What to do | Tally the lines that hold the string "يريد", and reply with the count alone.

Records from a dataset:
○ ○ ○ ○ ○ ○ ○

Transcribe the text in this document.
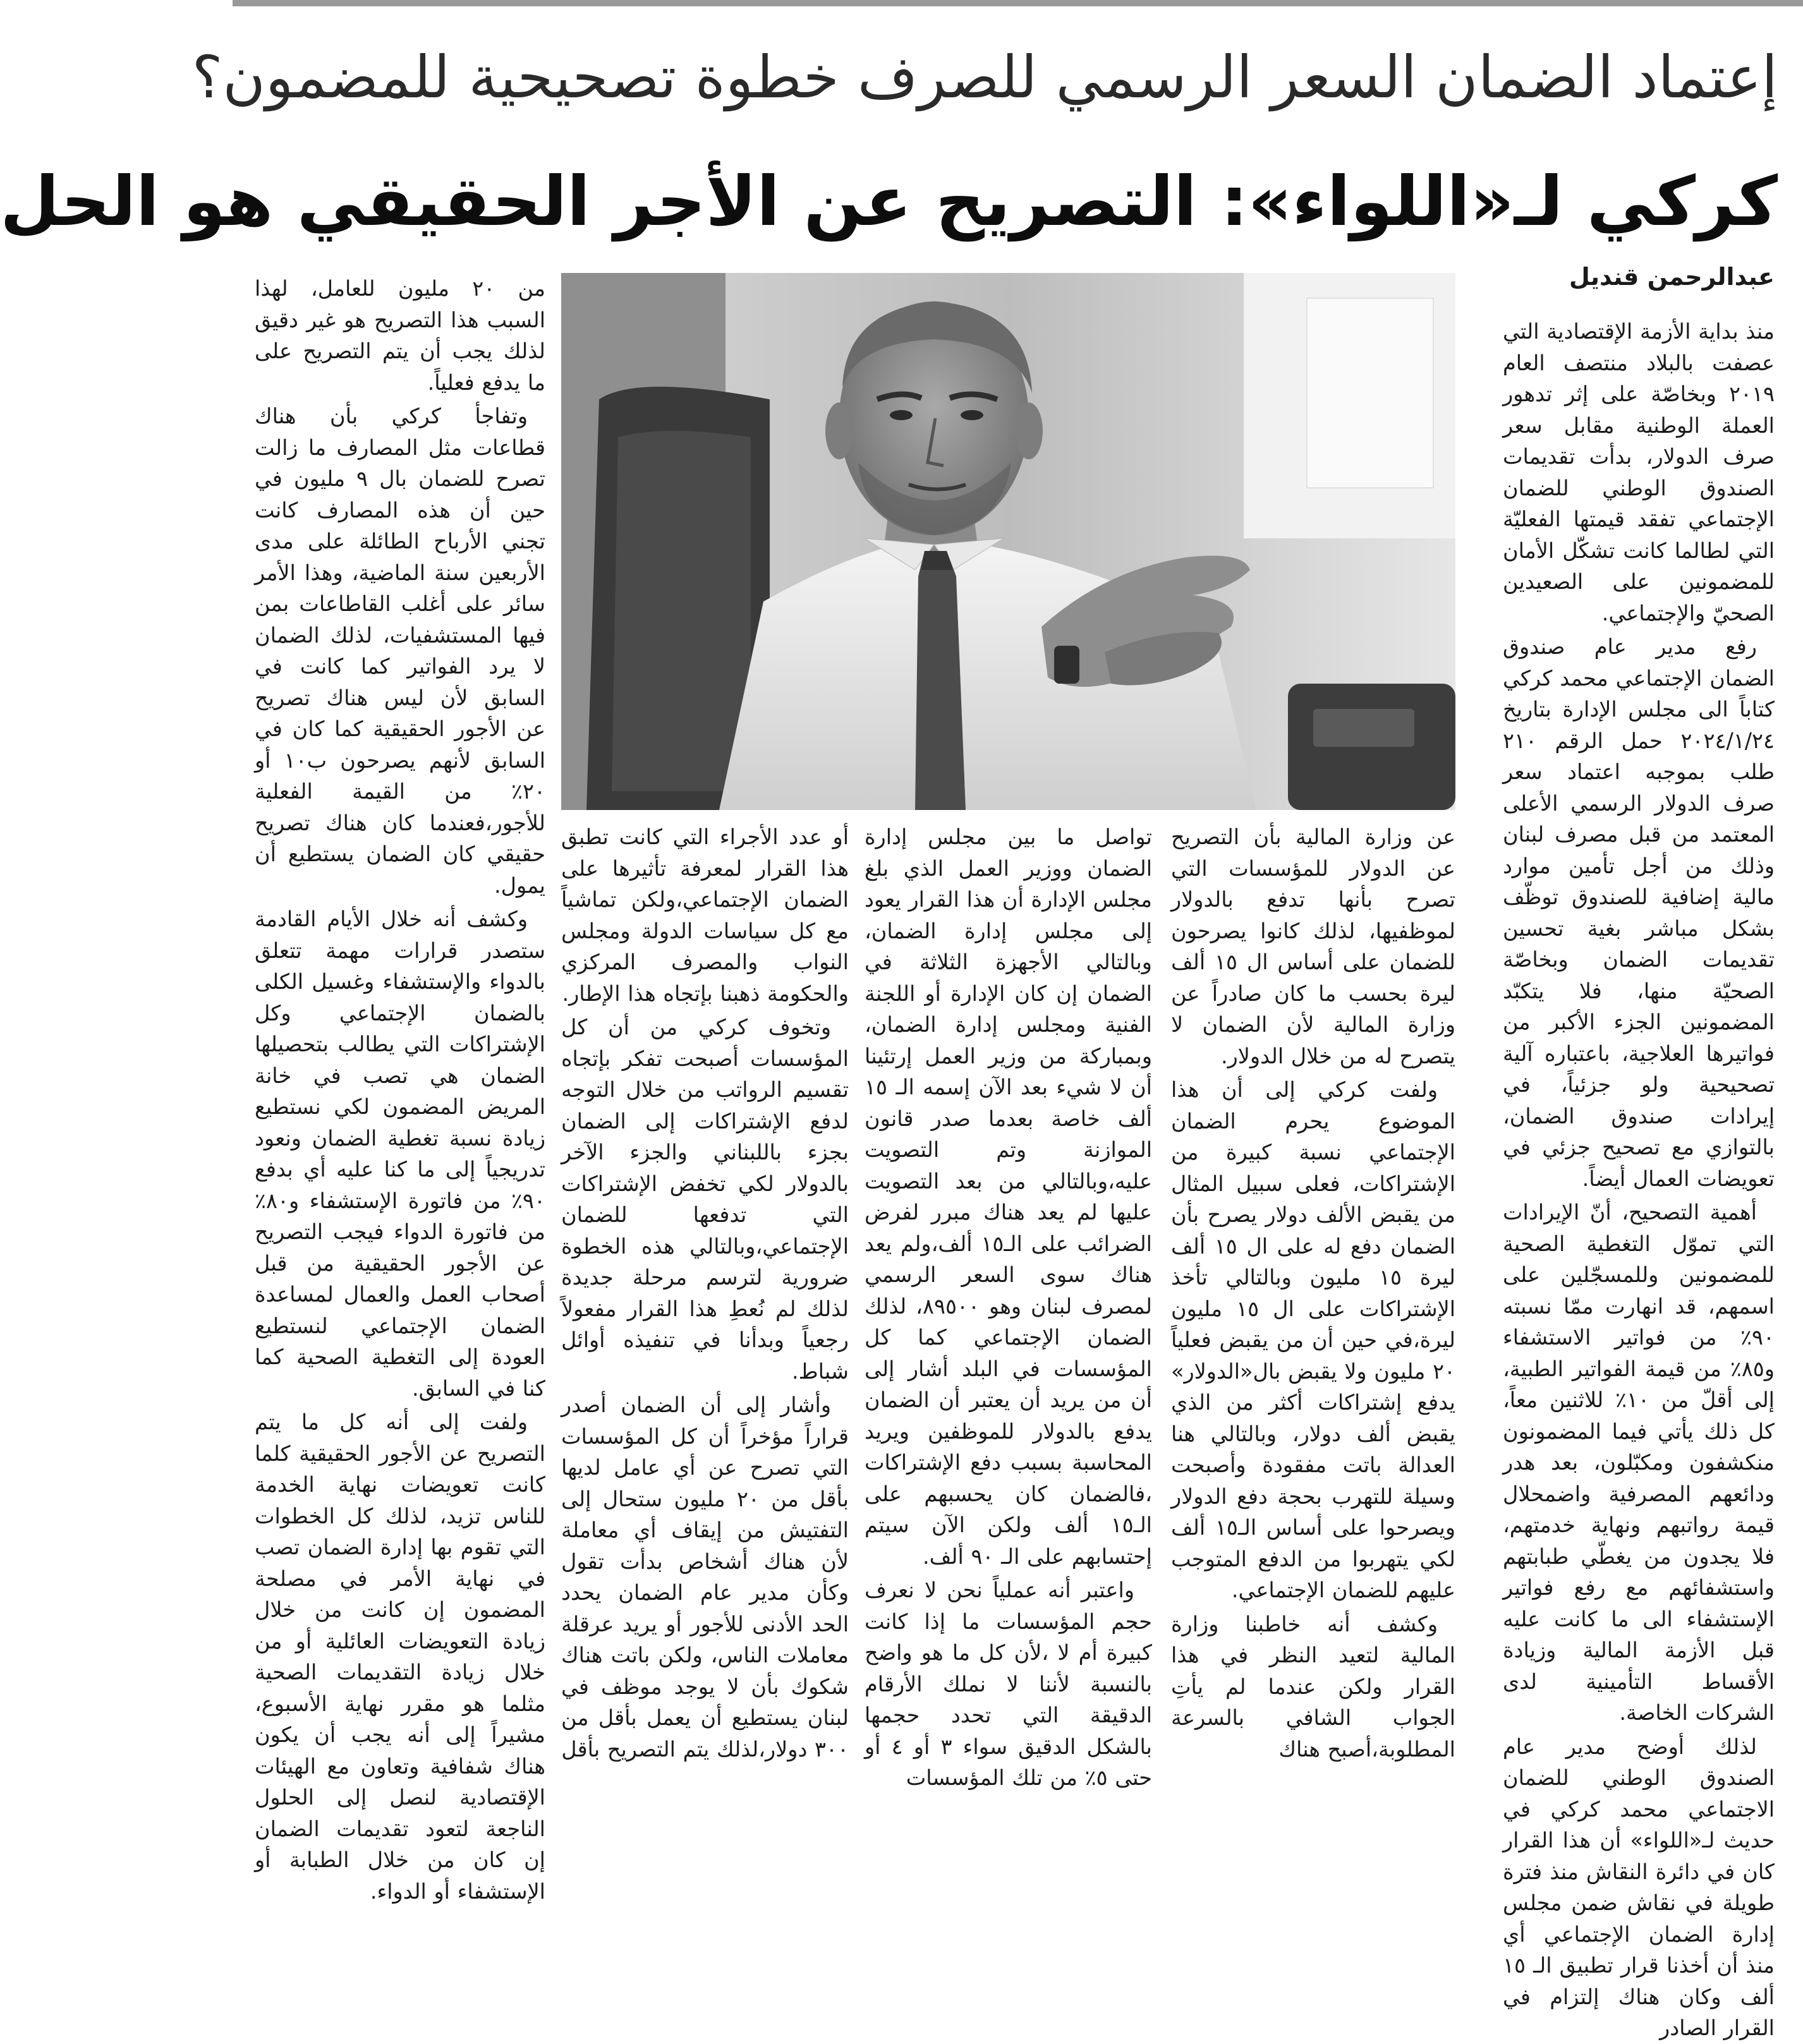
إعتماد الضمان السعر الرسمي للصرف خطوة تصحيحية للمضمون؟
كركي لـ«اللواء»: التصريح عن الأجر الحقيقي هو الحل
عبدالرحمن قنديل

منذ بداية الأزمة الإقتصادية التي عصفت بالبلاد منتصف العام ٢٠١٩ وبخاصّة على إثر تدهور العملة الوطنية مقابل سعر صرف الدولار، بدأت تقديمات الصندوق الوطني للضمان الإجتماعي تفقد قيمتها الفعليّة التي لطالما كانت تشكّل الأمان للمضمونين على الصعيدين الصحيّ والإجتماعي.

رفع مدير عام صندوق الضمان الإجتماعي محمد كركي كتاباً الى مجلس الإدارة بتاريخ ٢٠٢٤/١/٢٤ حمل الرقم ٢١٠ طلب بموجبه اعتماد سعر صرف الدولار الرسمي الأعلى المعتمد من قبل مصرف لبنان وذلك من أجل تأمين موارد مالية إضافية للصندوق توظّف بشكل مباشر بغية تحسين تقديمات الضمان وبخاصّة الصحيّة منها، فلا يتكبّد المضمونين الجزء الأكبر من فواتيرها العلاجية، باعتباره آلية تصحيحية ولو جزئياً، في إيرادات صندوق الضمان، بالتوازي مع تصحيح جزئي في تعويضات العمال أيضاً.

أهمية التصحيح، أنّ الإيرادات التي تموّل التغطية الصحية للمضمونين وللمسجّلين على اسمهم، قد انهارت ممّا نسبته ٩٠٪ من فواتير الاستشفاء و٨٥٪ من قيمة الفواتير الطبية، إلى أقلّ من ١٠٪ للاثنين معاً، كل ذلك يأتي فيما المضمونون منكشفون ومكبّلون، بعد هدر ودائعهم المصرفية واضمحلال قيمة رواتبهم ونهاية خدمتهم، فلا يجدون من يغطّي طبابتهم واستشفائهم مع رفع فواتير الإستشفاء الى ما كانت عليه قبل الأزمة المالية وزيادة الأقساط التأمينية لدى الشركات الخاصة.

لذلك أوضح مدير عام الصندوق الوطني للضمان الاجتماعي محمد كركي في حديث لـ«اللواء» أن هذا القرار كان في دائرة النقاش منذ فترة طويلة في نقاش ضمن مجلس إدارة الضمان الإجتماعي أي منذ أن أخذنا قرار تطبيق الـ ١٥ ألف وكان هناك إلتزام في القرار الصادر

عن وزارة المالية بأن التصريح عن الدولار للمؤسسات التي تصرح بأنها تدفع بالدولار لموظفيها، لذلك كانوا يصرحون للضمان على أساس ال ١٥ ألف ليرة بحسب ما كان صادراً عن وزارة المالية لأن الضمان لا يتصرح له من خلال الدولار.

ولفت كركي إلى أن هذا الموضوع يحرم الضمان الإجتماعي نسبة كبيرة من الإشتراكات، فعلى سبيل المثال من يقبض الألف دولار يصرح بأن الضمان دفع له على ال ١٥ ألف ليرة ١٥ مليون وبالتالي تأخذ الإشتراكات على ال ١٥ مليون ليرة،في حين أن من يقبض فعلياً ٢٠ مليون ولا يقبض بال«الدولار» يدفع إشتراكات أكثر من الذي يقبض ألف دولار، وبالتالي هنا العدالة باتت مفقودة وأصبحت وسيلة للتهرب بحجة دفع الدولار ويصرحوا على أساس الـ١٥ ألف لكي يتهربوا من الدفع المتوجب عليهم للضمان الإجتماعي.

وكشف أنه خاطبنا وزارة المالية لتعيد النظر في هذا القرار ولكن عندما لم يأتِ الجواب الشافي بالسرعة المطلوبة،أصبح هناك

تواصل ما بين مجلس إدارة الضمان ووزير العمل الذي بلغ مجلس الإدارة أن هذا القرار يعود إلى مجلس إدارة الضمان، وبالتالي الأجهزة الثلاثة في الضمان إن كان الإدارة أو اللجنة الفنية ومجلس إدارة الضمان، وبمباركة من وزير العمل إرتئينا أن لا شيء بعد الآن إسمه الـ ١٥ ألف خاصة بعدما صدر قانون الموازنة وتم التصويت عليه،وبالتالي من بعد التصويت عليها لم يعد هناك مبرر لفرض الضرائب على الـ١٥ ألف،ولم يعد هناك سوى السعر الرسمي لمصرف لبنان وهو ٨٩٥٠٠، لذلك الضمان الإجتماعي كما كل المؤسسات في البلد أشار إلى أن من يريد أن يعتبر أن الضمان يدفع بالدولار للموظفين ويريد المحاسبة بسبب دفع الإشتراكات ،فالضمان كان يحسبهم على الـ١٥ ألف ولكن الآن سيتم إحتسابهم على الـ ٩٠ ألف.

واعتبر أنه عملياً نحن لا نعرف حجم المؤسسات ما إذا كانت كبيرة أم لا ،لأن كل ما هو واضح بالنسبة لأننا لا نملك الأرقام الدقيقة التي تحدد حجمها بالشكل الدقيق سواء ٣ أو ٤ أو حتى ٥٪ من تلك المؤسسات

أو عدد الأجراء التي كانت تطبق هذا القرار لمعرفة تأثيرها على الضمان الإجتماعي،ولكن تماشياً مع كل سياسات الدولة ومجلس النواب والمصرف المركزي والحكومة ذهبنا بإتجاه هذا الإطار.

وتخوف كركي من أن كل المؤسسات أصبحت تفكر بإتجاه تقسيم الرواتب من خلال التوجه لدفع الإشتراكات إلى الضمان بجزء باللبناني والجزء الآخر بالدولار لكي تخفض الإشتراكات التي تدفعها للضمان الإجتماعي،وبالتالي هذه الخطوة ضرورية لترسم مرحلة جديدة لذلك لم نُعطِ هذا القرار مفعولاً رجعياً وبدأنا في تنفيذه أوائل شباط.

وأشار إلى أن الضمان أصدر قراراً مؤخراً أن كل المؤسسات التي تصرح عن أي عامل لديها بأقل من ٢٠ مليون ستحال إلى التفتيش من إيقاف أي معاملة لأن هناك أشخاص بدأت تقول وكأن مدير عام الضمان يحدد الحد الأدنى للأجور أو يريد عرقلة معاملات الناس، ولكن باتت هناك شكوك بأن لا يوجد موظف في لبنان يستطيع أن يعمل بأقل من ٣٠٠ دولار،لذلك يتم التصريح بأقل

من ٢٠ مليون للعامل، لهذا السبب هذا التصريح هو غير دقيق لذلك يجب أن يتم التصريح على ما يدفع فعلياً.

وتفاجأ كركي بأن هناك قطاعات مثل المصارف ما زالت تصرح للضمان بال ٩ مليون في حين أن هذه المصارف كانت تجني الأرباح الطائلة على مدى الأربعين سنة الماضية، وهذا الأمر سائر على أغلب القاطاعات بمن فيها المستشفيات، لذلك الضمان لا يرد الفواتير كما كانت في السابق لأن ليس هناك تصريح عن الأجور الحقيقية كما كان في السابق لأنهم يصرحون ب١٠ أو ٢٠٪ من القيمة الفعلية للأجور،فعندما كان هناك تصريح حقيقي كان الضمان يستطيع أن يمول.

وكشف أنه خلال الأيام القادمة ستصدر قرارات مهمة تتعلق بالدواء والإستشفاء وغسيل الكلى بالضمان الإجتماعي وكل الإشتراكات التي يطالب بتحصيلها الضمان هي تصب في خانة المريض المضمون لكي نستطيع زيادة نسبة تغطية الضمان ونعود تدريجياً إلى ما كنا عليه أي بدفع ٩٠٪ من فاتورة الإستشفاء و٨٠٪ من فاتورة الدواء فيجب التصريح عن الأجور الحقيقية من قبل أصحاب العمل والعمال لمساعدة الضمان الإجتماعي لنستطيع العودة إلى التغطية الصحية كما كنا في السابق.

ولفت إلى أنه كل ما يتم التصريح عن الأجور الحقيقية كلما كانت تعويضات نهاية الخدمة للناس تزيد، لذلك كل الخطوات التي تقوم بها إدارة الضمان تصب في نهاية الأمر في مصلحة المضمون إن كانت من خلال زيادة التعويضات العائلية أو من خلال زيادة التقديمات الصحية مثلما هو مقرر نهاية الأسبوع، مشيراً إلى أنه يجب أن يكون هناك شفافية وتعاون مع الهيئات الإقتصادية لنصل إلى الحلول الناجعة لتعود تقديمات الضمان إن كان من خلال الطبابة أو الإستشفاء أو الدواء.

○ ○ ○ ○ ○ ○ ○

Answer to this task | 2